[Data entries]
####################

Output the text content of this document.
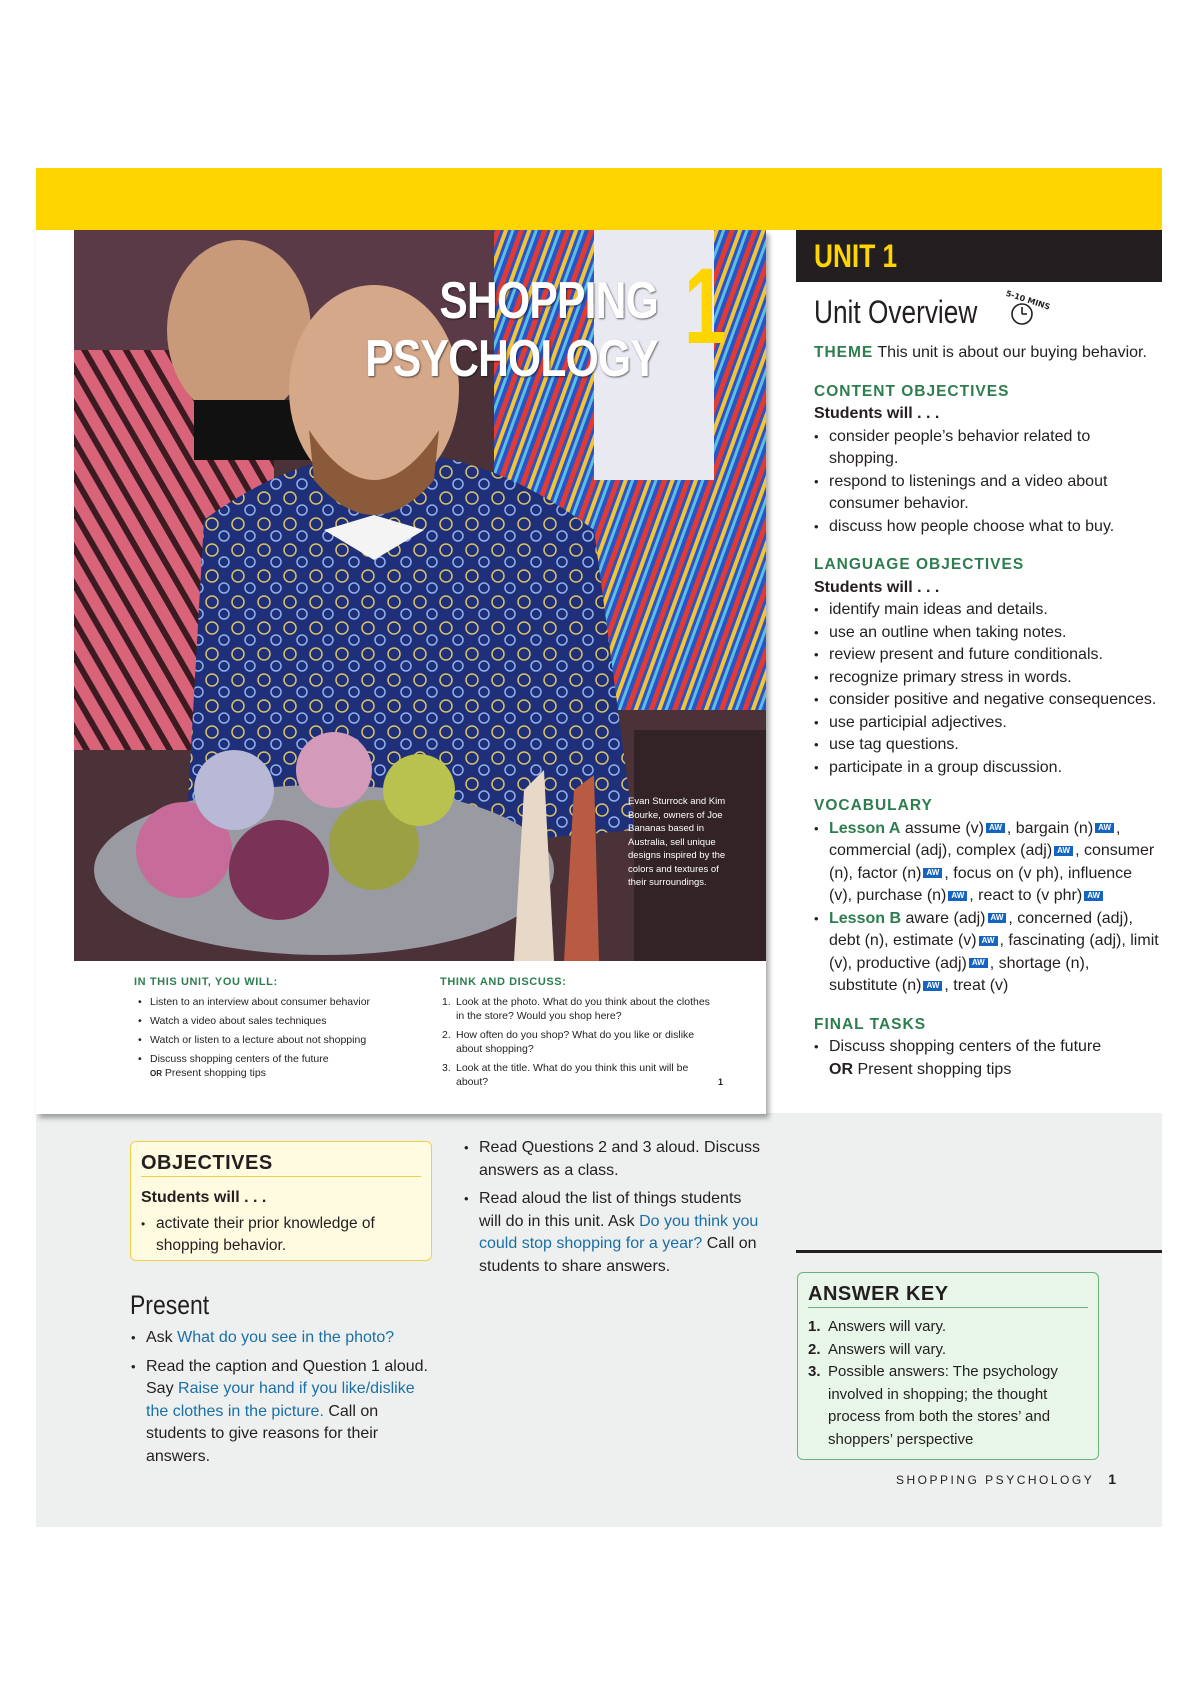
SHOPPING
PSYCHOLOGY 1
Evan Sturrock and Kim Bourke, owners of Joe Bananas based in Australia, sell unique designs inspired by the colors and textures of their surroundings.
IN THIS UNIT, YOU WILL:
• Listen to an interview about consumer behavior
• Watch a video about sales techniques
• Watch or listen to a lecture about not shopping
• Discuss shopping centers of the future
OR Present shopping tips
THINK AND DISCUSS:
1. Look at the photo. What do you think about the clothes in the store? Would you shop here?
2. How often do you shop? What do you like or dislike about shopping?
3. Look at the title. What do you think this unit will be about?	1
UNIT 1
Unit Overview	5-10 MINS
THEME This unit is about our buying behavior.
CONTENT OBJECTIVES
Students will . . .
• consider people’s behavior related to shopping.
• respond to listenings and a video about consumer behavior.
• discuss how people choose what to buy.
LANGUAGE OBJECTIVES
Students will . . .
• identify main ideas and details.
• use an outline when taking notes.
• review present and future conditionals.
• recognize primary stress in words.
• consider positive and negative consequences.
• use participial adjectives.
• use tag questions.
• participate in a group discussion.
VOCABULARY
• Lesson A assume (v) AW , bargain (n) AW , commercial (adj), complex (adj) AW , consumer (n), factor (n) AW , focus on (v ph), influence (v), purchase (n) AW , react to (v phr) AW
• Lesson B aware (adj) AW , concerned (adj), debt (n), estimate (v) AW , fascinating (adj), limit (v), productive (adj) AW , shortage (n), substitute (n) AW , treat (v)
FINAL TASKS
• Discuss shopping centers of the future
OR Present shopping tips
OBJECTIVES
Students will . . .
• activate their prior knowledge of shopping behavior.
Present
• Ask What do you see in the photo?
• Read the caption and Question 1 aloud. Say Raise your hand if you like/dislike the clothes in the picture. Call on students to give reasons for their answers.
• Read Questions 2 and 3 aloud. Discuss answers as a class.
• Read aloud the list of things students will do in this unit. Ask Do you think you could stop shopping for a year? Call on students to share answers.
ANSWER KEY
1. Answers will vary.
2. Answers will vary.
3. Possible answers: The psychology involved in shopping; the thought process from both the stores’ and shoppers’ perspective
SHOPPING PSYCHOLOGY 1
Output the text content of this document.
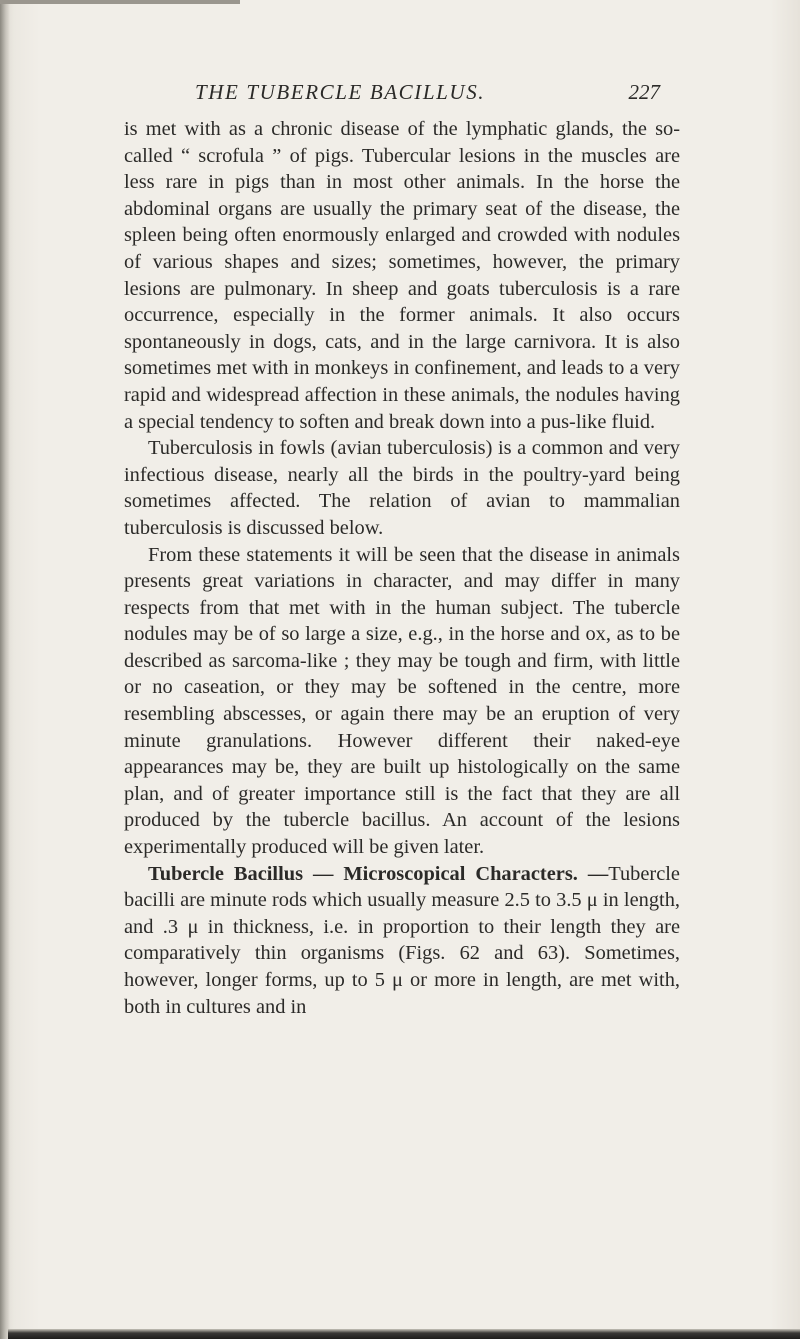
THE TUBERCLE BACILLUS.	227

is met with as a chronic disease of the lymphatic glands, the so-called “ scrofula ” of pigs. Tubercular lesions in the muscles are less rare in pigs than in most other animals. In the horse the abdominal organs are usually the primary seat of the disease, the spleen being often enormously enlarged and crowded with nodules of various shapes and sizes; sometimes, however, the primary lesions are pulmonary. In sheep and goats tuberculosis is a rare occurrence, especially in the former animals. It also occurs spontaneously in dogs, cats, and in the large carnivora. It is also sometimes met with in monkeys in confinement, and leads to a very rapid and widespread affection in these animals, the nodules having a special tendency to soften and break down into a pus-like fluid.

Tuberculosis in fowls (avian tuberculosis) is a common and very infectious disease, nearly all the birds in the poultry-yard being sometimes affected. The relation of avian to mammalian tuberculosis is discussed below.

From these statements it will be seen that the disease in animals presents great variations in character, and may differ in many respects from that met with in the human subject. The tubercle nodules may be of so large a size, e.g., in the horse and ox, as to be described as sarcoma-like ; they may be tough and firm, with little or no caseation, or they may be softened in the centre, more resembling abscesses, or again there may be an eruption of very minute granulations. However different their naked-eye appearances may be, they are built up histologically on the same plan, and of greater importance still is the fact that they are all produced by the tubercle bacillus. An account of the lesions experimentally produced will be given later.

Tubercle Bacillus — Microscopical Characters. —Tubercle bacilli are minute rods which usually measure 2.5 to 3.5 μ in length, and .3 μ in thickness, i.e. in proportion to their length they are comparatively thin organisms (Figs. 62 and 63). Sometimes, however, longer forms, up to 5 μ or more in length, are met with, both in cultures and in
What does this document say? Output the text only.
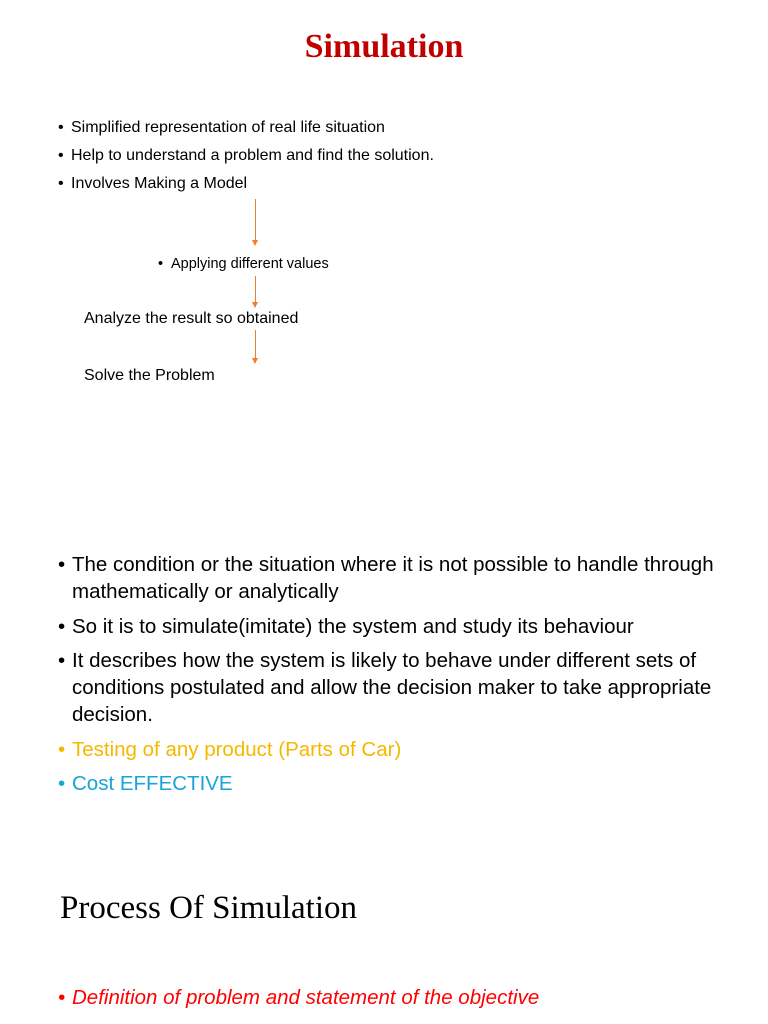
Simulation
• Simplified representation of real life situation
• Help to understand a problem and find the solution.
• Involves Making a Model
• Applying different values
Analyze the result so obtained
Solve the Problem
• The condition or the situation where it is not possible to handle through mathematically or analytically
• So it is to simulate(imitate) the system and study its behaviour
• It describes how the system is likely to behave under different sets of conditions postulated and allow the decision maker to take appropriate decision.
• Testing of any product (Parts of Car)
• Cost EFFECTIVE
Process Of Simulation
• Definition of problem and statement of the objective
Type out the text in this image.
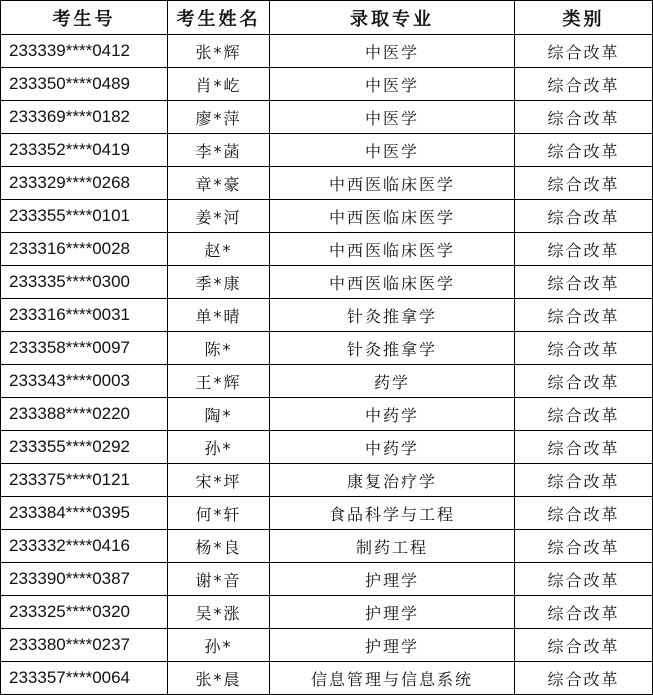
考生号	考生姓名	录取专业	类别
233339****0412	张*辉	中医学	综合改革
233350****0489	肖*屹	中医学	综合改革
233369****0182	廖*萍	中医学	综合改革
233352****0419	李*菡	中医学	综合改革
233329****0268	章*豪	中西医临床医学	综合改革
233355****0101	姜*河	中西医临床医学	综合改革
233316****0028	赵*	中西医临床医学	综合改革
233335****0300	季*康	中西医临床医学	综合改革
233316****0031	单*晴	针灸推拿学	综合改革
233358****0097	陈*	针灸推拿学	综合改革
233343****0003	王*辉	药学	综合改革
233388****0220	陶*	中药学	综合改革
233355****0292	孙*	中药学	综合改革
233375****0121	宋*坪	康复治疗学	综合改革
233384****0395	何*轩	食品科学与工程	综合改革
233332****0416	杨*良	制药工程	综合改革
233390****0387	谢*音	护理学	综合改革
233325****0320	吴*涨	护理学	综合改革
233380****0237	孙*	护理学	综合改革
233357****0064	张*晨	信息管理与信息系统	综合改革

####################

§ Your instructions: Using the data above, write out every line exactly, leaving the images behind.

§ Written response:
Output the text content of this document.
SHOPPING
PSYCHOLOGY 1
Evan Sturrock and Kim Bourke, owners of Joe Bananas based in Australia, sell unique designs inspired by the colors and textures of their surroundings.
IN THIS UNIT, YOU WILL:
• Listen to an interview about consumer behavior
• Watch a video about sales techniques
• Watch or listen to a lecture about not shopping
• Discuss shopping centers of the future
OR Present shopping tips
THINK AND DISCUSS:
1. Look at the photo. What do you think about the clothes in the store? Would you shop here?
2. How often do you shop? What do you like or dislike about shopping?
3. Look at the title. What do you think this unit will be about?	1
UNIT 1
Unit Overview	5-10 MINS
THEME This unit is about our buying behavior.
CONTENT OBJECTIVES
Students will . . .
• consider people’s behavior related to shopping.
• respond to listenings and a video about consumer behavior.
• discuss how people choose what to buy.
LANGUAGE OBJECTIVES
Students will . . .
• identify main ideas and details.
• use an outline when taking notes.
• review present and future conditionals.
• recognize primary stress in words.
• consider positive and negative consequences.
• use participial adjectives.
• use tag questions.
• participate in a group discussion.
VOCABULARY
• Lesson A assume (v) AW , bargain (n) AW , commercial (adj), complex (adj) AW , consumer (n), factor (n) AW , focus on (v ph), influence (v), purchase (n) AW , react to (v phr) AW
• Lesson B aware (adj) AW , concerned (adj), debt (n), estimate (v) AW , fascinating (adj), limit (v), productive (adj) AW , shortage (n), substitute (n) AW , treat (v)
FINAL TASKS
• Discuss shopping centers of the future
OR Present shopping tips
OBJECTIVES
Students will . . .
• activate their prior knowledge of shopping behavior.
Present
• Ask What do you see in the photo?
• Read the caption and Question 1 aloud. Say Raise your hand if you like/dislike the clothes in the picture. Call on students to give reasons for their answers.
• Read Questions 2 and 3 aloud. Discuss answers as a class.
• Read aloud the list of things students will do in this unit. Ask Do you think you could stop shopping for a year? Call on students to share answers.
ANSWER KEY
1. Answers will vary.
2. Answers will vary.
3. Possible answers: The psychology involved in shopping; the thought process from both the stores’ and shoppers’ perspective
SHOPPING PSYCHOLOGY 1
Output the text content of this document.
THE TUBERCLE BACILLUS.	227

is met with as a chronic disease of the lymphatic glands, the so-called “ scrofula ” of pigs. Tubercular lesions in the muscles are less rare in pigs than in most other animals. In the horse the abdominal organs are usually the primary seat of the disease, the spleen being often enormously enlarged and crowded with nodules of various shapes and sizes; sometimes, however, the primary lesions are pulmonary. In sheep and goats tuberculosis is a rare occurrence, especially in the former animals. It also occurs spontaneously in dogs, cats, and in the large carnivora. It is also sometimes met with in monkeys in confinement, and leads to a very rapid and widespread affection in these animals, the nodules having a special tendency to soften and break down into a pus-like fluid.

Tuberculosis in fowls (avian tuberculosis) is a common and very infectious disease, nearly all the birds in the poultry-yard being sometimes affected. The relation of avian to mammalian tuberculosis is discussed below.

From these statements it will be seen that the disease in animals presents great variations in character, and may differ in many respects from that met with in the human subject. The tubercle nodules may be of so large a size, e.g., in the horse and ox, as to be described as sarcoma-like ; they may be tough and firm, with little or no caseation, or they may be softened in the centre, more resembling abscesses, or again there may be an eruption of very minute granulations. However different their naked-eye appearances may be, they are built up histologically on the same plan, and of greater importance still is the fact that they are all produced by the tubercle bacillus. An account of the lesions experimentally produced will be given later.

Tubercle Bacillus — Microscopical Characters. —Tubercle bacilli are minute rods which usually measure 2.5 to 3.5 μ in length, and .3 μ in thickness, i.e. in proportion to their length they are comparatively thin organisms (Figs. 62 and 63). Sometimes, however, longer forms, up to 5 μ or more in length, are met with, both in cultures and in
What does this document say? Output the text only.
Simulation
• Simplified representation of real life situation
• Help to understand a problem and find the solution.
• Involves Making a Model
• Applying different values
Analyze the result so obtained
Solve the Problem
• The condition or the situation where it is not possible to handle through mathematically or analytically
• So it is to simulate(imitate) the system and study its behaviour
• It describes how the system is likely to behave under different sets of conditions postulated and allow the decision maker to take appropriate decision.
• Testing of any product (Parts of Car)
• Cost EFFECTIVE
Process Of Simulation
• Definition of problem and statement of the objective
Type out the text in this image.
考生号	考生姓名	录取专业	类别
233339****0412	张*辉	中医学	综合改革
233350****0489	肖*屹	中医学	综合改革
233369****0182	廖*萍	中医学	综合改革
233352****0419	李*菡	中医学	综合改革
233329****0268	章*豪	中西医临床医学	综合改革
233355****0101	姜*河	中西医临床医学	综合改革
233316****0028	赵*	中西医临床医学	综合改革
233335****0300	季*康	中西医临床医学	综合改革
233316****0031	单*晴	针灸推拿学	综合改革
233358****0097	陈*	针灸推拿学	综合改革
233343****0003	王*辉	药学	综合改革
233388****0220	陶*	中药学	综合改革
233355****0292	孙*	中药学	综合改革
233375****0121	宋*坪	康复治疗学	综合改革
233384****0395	何*轩	食品科学与工程	综合改革
233332****0416	杨*良	制药工程	综合改革
233390****0387	谢*音	护理学	综合改革
233325****0320	吴*涨	护理学	综合改革
233380****0237	孙*	护理学	综合改革
233357****0064	张*晨	信息管理与信息系统	综合改革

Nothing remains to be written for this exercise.